* [What you will do]: State the number of lines, and only that number, in which the word "said" appears.

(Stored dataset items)
########################################

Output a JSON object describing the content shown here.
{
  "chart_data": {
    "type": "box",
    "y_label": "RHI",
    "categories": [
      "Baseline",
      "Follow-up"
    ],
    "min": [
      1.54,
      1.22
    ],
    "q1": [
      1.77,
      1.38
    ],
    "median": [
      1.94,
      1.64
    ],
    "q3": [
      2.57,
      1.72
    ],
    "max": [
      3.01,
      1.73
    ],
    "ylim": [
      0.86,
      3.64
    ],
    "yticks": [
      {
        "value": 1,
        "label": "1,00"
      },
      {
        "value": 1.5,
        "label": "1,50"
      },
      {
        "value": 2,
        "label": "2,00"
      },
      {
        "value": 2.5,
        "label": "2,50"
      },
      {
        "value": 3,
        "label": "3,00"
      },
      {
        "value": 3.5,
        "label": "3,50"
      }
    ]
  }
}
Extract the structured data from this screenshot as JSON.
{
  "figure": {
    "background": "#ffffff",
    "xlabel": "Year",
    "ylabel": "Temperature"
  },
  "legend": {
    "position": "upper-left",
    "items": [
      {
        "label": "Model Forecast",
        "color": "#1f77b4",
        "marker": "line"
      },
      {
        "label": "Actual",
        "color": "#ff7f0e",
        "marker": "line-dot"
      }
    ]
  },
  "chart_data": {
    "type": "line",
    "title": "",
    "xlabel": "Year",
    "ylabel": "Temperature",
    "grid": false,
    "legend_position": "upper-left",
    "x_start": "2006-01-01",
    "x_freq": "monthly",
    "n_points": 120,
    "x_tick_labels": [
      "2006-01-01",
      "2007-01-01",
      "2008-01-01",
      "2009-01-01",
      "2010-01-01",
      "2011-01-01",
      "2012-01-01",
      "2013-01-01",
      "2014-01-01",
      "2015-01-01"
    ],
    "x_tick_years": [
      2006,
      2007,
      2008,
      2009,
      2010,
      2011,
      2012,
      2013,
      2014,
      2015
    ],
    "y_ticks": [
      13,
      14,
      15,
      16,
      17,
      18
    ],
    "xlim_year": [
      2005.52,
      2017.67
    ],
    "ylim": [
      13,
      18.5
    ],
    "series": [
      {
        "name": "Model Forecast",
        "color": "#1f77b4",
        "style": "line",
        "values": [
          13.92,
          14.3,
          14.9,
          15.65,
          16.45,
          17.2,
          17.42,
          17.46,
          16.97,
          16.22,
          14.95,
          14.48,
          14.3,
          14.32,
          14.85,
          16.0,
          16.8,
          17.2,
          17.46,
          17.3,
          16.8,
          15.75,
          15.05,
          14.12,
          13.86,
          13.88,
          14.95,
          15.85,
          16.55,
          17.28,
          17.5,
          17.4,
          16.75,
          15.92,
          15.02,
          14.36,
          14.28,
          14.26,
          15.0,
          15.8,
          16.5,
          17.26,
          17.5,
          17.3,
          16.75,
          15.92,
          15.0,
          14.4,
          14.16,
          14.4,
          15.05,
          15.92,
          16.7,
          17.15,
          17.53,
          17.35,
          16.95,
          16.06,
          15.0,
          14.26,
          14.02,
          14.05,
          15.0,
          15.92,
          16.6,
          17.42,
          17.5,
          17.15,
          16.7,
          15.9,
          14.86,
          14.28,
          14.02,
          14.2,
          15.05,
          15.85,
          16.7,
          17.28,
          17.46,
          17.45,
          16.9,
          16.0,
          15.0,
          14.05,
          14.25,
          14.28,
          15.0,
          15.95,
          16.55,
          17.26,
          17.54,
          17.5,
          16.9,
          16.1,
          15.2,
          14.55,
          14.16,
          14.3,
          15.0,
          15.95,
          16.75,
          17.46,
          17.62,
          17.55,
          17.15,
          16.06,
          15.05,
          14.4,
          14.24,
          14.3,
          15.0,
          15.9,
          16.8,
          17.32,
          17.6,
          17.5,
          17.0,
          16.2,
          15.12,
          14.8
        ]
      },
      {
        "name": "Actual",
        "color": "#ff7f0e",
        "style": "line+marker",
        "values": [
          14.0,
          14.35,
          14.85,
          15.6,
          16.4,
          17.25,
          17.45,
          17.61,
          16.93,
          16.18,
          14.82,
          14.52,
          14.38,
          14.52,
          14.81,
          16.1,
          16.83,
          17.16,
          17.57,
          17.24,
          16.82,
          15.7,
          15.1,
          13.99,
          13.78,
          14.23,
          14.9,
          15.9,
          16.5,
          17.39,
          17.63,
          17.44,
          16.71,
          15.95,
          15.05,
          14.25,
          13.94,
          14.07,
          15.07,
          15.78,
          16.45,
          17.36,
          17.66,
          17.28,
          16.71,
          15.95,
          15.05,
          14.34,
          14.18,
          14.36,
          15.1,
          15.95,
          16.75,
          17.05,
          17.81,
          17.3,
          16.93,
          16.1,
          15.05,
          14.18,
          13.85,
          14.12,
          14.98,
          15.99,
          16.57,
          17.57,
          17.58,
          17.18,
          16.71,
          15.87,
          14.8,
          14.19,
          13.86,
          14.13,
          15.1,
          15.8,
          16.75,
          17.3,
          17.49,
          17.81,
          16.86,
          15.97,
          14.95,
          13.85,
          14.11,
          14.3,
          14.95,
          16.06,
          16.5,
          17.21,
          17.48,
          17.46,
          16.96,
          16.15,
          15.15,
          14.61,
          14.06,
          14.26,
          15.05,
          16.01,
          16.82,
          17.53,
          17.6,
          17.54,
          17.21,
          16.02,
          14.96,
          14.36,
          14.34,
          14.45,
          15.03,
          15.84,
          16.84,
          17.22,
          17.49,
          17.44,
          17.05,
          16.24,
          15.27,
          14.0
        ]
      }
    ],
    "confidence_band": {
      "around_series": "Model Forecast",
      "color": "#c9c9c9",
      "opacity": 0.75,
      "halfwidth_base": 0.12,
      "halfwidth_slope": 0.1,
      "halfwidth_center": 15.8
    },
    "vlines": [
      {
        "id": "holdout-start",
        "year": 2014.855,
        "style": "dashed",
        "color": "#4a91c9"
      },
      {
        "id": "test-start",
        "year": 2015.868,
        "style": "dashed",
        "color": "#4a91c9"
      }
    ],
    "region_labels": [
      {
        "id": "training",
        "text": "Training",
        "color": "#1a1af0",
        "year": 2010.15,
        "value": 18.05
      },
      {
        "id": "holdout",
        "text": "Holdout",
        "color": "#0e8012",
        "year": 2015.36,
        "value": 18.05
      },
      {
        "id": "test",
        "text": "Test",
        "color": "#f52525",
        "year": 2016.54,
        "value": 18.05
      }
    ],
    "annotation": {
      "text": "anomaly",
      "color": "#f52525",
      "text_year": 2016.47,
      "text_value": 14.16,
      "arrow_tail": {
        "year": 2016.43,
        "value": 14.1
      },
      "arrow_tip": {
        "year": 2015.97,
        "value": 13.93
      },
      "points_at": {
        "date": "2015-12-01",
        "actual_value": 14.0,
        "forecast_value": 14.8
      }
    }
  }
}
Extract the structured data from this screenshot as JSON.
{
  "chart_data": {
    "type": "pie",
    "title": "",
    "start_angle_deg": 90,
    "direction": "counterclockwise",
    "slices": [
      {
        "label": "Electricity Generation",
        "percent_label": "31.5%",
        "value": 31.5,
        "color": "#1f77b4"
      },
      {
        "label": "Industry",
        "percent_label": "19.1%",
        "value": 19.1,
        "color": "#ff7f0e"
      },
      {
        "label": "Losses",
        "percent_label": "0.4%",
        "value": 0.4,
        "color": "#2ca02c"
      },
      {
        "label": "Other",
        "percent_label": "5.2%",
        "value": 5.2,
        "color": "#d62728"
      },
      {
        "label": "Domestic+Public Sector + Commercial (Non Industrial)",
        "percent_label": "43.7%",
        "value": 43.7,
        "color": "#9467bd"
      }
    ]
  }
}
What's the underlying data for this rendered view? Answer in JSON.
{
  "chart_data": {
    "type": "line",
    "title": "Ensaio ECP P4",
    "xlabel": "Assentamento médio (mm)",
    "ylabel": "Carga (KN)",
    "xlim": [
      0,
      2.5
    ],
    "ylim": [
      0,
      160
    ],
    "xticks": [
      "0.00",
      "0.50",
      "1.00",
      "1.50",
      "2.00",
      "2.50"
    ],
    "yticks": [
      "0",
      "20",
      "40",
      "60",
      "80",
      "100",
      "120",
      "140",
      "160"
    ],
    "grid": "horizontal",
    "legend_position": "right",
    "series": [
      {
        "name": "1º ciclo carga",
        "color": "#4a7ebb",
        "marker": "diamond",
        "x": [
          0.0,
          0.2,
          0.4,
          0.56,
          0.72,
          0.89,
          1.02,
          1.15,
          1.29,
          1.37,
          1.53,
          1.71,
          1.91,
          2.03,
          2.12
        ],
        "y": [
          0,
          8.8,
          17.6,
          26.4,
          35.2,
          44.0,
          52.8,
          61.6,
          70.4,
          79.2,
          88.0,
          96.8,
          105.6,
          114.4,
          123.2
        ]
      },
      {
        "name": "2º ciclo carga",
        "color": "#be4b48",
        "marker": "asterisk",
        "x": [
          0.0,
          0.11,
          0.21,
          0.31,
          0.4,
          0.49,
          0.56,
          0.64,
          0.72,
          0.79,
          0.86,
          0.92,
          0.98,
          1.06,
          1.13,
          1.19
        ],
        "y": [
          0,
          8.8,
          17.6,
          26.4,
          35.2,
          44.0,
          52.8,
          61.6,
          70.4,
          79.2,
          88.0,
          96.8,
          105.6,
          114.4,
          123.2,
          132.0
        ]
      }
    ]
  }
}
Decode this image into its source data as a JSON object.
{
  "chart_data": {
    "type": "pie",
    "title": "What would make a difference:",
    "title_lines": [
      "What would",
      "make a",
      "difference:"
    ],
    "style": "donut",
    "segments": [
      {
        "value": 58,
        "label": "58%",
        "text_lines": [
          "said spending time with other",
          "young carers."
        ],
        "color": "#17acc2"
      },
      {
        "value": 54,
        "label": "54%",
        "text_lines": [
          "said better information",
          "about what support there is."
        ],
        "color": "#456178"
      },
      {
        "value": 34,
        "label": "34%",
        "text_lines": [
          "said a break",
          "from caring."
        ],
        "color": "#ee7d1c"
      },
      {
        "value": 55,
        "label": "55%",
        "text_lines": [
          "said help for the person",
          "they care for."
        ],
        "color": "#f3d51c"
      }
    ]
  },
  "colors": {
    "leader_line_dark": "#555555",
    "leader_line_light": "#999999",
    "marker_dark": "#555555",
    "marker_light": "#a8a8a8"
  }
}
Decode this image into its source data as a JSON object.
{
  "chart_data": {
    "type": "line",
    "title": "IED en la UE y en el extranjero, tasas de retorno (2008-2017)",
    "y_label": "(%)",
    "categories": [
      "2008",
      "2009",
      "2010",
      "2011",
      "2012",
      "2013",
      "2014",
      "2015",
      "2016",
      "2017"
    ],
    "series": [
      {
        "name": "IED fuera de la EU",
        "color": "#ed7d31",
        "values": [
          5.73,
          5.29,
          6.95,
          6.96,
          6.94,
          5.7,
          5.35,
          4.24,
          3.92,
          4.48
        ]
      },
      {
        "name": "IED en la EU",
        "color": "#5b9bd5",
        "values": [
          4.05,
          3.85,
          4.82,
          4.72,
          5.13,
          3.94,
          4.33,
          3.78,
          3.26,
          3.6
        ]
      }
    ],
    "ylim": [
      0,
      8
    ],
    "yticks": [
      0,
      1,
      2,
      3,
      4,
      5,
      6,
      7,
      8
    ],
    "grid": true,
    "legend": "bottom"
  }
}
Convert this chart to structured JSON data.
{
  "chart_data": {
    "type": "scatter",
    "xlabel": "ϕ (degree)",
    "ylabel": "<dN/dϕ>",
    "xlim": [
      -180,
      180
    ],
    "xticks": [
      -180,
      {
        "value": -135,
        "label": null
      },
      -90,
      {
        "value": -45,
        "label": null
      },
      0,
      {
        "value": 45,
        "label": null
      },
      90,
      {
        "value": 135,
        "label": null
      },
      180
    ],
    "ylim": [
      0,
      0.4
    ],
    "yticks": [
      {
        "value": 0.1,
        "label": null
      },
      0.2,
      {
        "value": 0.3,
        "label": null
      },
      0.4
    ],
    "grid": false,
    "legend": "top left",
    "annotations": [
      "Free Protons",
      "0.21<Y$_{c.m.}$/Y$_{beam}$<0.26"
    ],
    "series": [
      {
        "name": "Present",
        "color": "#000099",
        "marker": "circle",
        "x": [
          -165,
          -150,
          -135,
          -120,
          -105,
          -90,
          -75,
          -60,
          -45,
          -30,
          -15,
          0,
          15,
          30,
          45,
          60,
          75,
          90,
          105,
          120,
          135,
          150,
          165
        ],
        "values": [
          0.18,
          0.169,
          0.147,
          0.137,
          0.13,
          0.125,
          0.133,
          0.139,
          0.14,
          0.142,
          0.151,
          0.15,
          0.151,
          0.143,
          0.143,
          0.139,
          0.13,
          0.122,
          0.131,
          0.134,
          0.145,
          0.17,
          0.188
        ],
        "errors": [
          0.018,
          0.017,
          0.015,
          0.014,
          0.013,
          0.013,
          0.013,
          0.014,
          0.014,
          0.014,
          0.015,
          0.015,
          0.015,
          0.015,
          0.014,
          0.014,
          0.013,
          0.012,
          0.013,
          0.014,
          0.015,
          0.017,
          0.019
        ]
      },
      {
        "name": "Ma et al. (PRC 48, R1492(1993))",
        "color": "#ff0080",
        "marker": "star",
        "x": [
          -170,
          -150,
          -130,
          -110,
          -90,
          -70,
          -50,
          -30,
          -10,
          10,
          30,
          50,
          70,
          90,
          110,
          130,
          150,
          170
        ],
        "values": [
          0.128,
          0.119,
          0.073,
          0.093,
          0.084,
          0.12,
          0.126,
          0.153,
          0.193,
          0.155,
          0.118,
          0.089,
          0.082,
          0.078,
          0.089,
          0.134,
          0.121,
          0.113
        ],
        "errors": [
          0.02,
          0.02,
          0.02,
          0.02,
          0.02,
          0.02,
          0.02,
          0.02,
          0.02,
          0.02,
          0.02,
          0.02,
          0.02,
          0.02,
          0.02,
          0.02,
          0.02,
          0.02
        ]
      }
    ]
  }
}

########################################

* [Answer below]: 4